• WHAT IS EXPECTED:
The records below must be written out exactly, with every picture left behind.

• SUPPLIED RECORDS:
--- --- ---

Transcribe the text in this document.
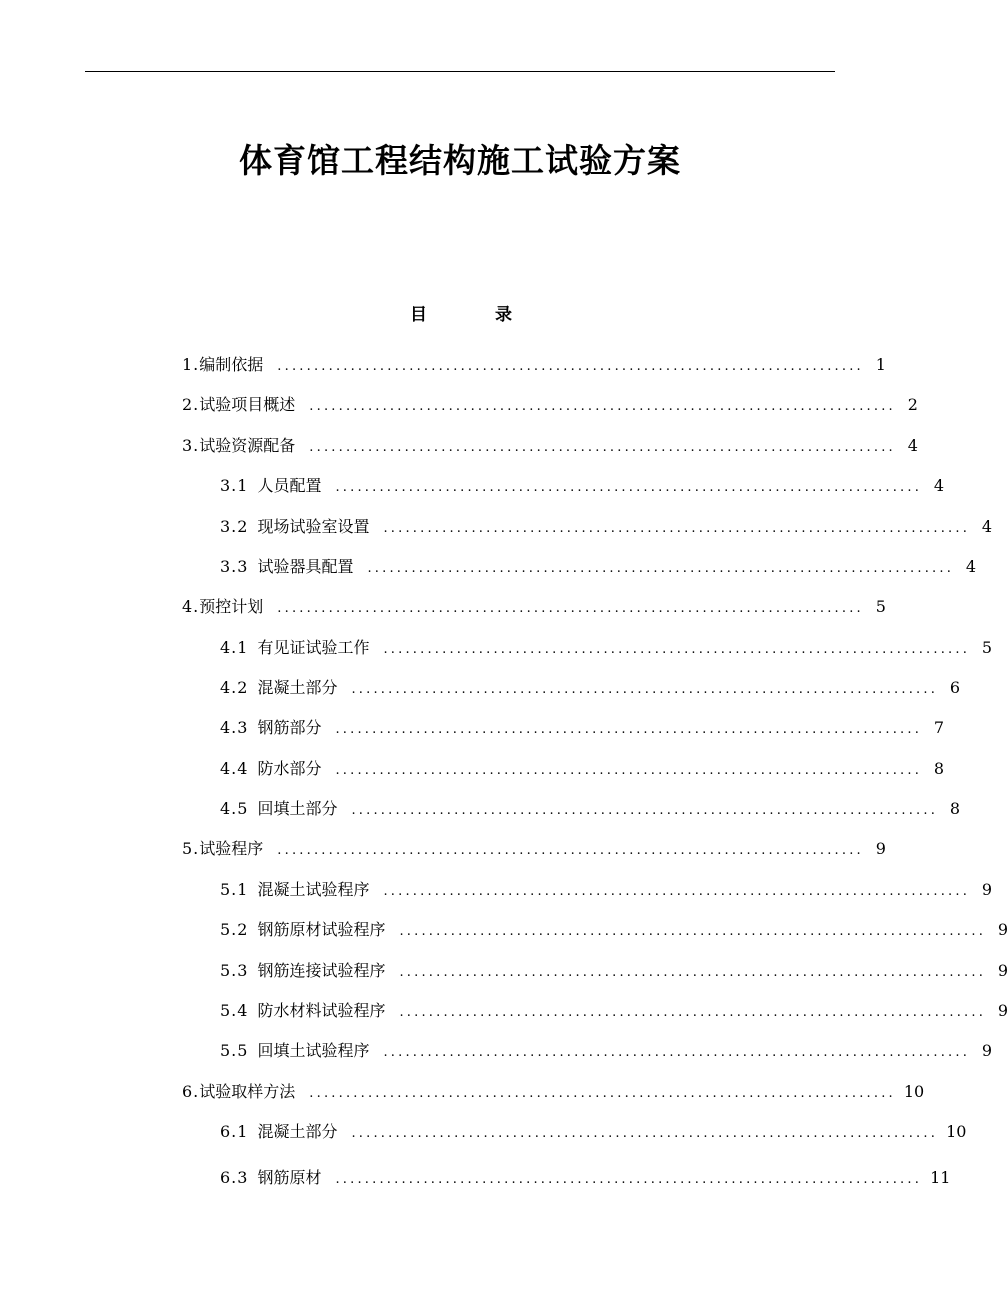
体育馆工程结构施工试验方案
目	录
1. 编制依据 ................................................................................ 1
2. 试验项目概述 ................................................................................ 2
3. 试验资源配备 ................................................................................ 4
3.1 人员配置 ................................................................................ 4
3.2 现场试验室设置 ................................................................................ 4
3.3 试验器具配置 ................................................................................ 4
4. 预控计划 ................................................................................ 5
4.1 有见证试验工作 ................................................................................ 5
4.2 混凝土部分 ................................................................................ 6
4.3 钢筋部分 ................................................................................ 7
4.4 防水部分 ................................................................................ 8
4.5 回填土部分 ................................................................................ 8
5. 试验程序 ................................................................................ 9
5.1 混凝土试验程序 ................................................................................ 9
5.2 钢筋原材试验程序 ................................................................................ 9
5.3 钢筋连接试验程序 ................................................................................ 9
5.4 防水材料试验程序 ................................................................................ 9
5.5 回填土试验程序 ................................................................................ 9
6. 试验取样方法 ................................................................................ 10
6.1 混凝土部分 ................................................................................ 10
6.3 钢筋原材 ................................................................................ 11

--- --- ---

• SOLUTION TO THIS PROBLEM:
Transcribe the text in this document.
体育馆工程结构施工试验方案
目	录
1. 编制依据 ................................................................................ 1
2. 试验项目概述 ................................................................................ 2
3. 试验资源配备 ................................................................................ 4
3.1 人员配置 ................................................................................ 4
3.2 现场试验室设置 ................................................................................ 4
3.3 试验器具配置 ................................................................................ 4
4. 预控计划 ................................................................................ 5
4.1 有见证试验工作 ................................................................................ 5
4.2 混凝土部分 ................................................................................ 6
4.3 钢筋部分 ................................................................................ 7
4.4 防水部分 ................................................................................ 8
4.5 回填土部分 ................................................................................ 8
5. 试验程序 ................................................................................ 9
5.1 混凝土试验程序 ................................................................................ 9
5.2 钢筋原材试验程序 ................................................................................ 9
5.3 钢筋连接试验程序 ................................................................................ 9
5.4 防水材料试验程序 ................................................................................ 9
5.5 回填土试验程序 ................................................................................ 9
6. 试验取样方法 ................................................................................ 10
6.1 混凝土部分 ................................................................................ 10
6.3 钢筋原材 ................................................................................ 11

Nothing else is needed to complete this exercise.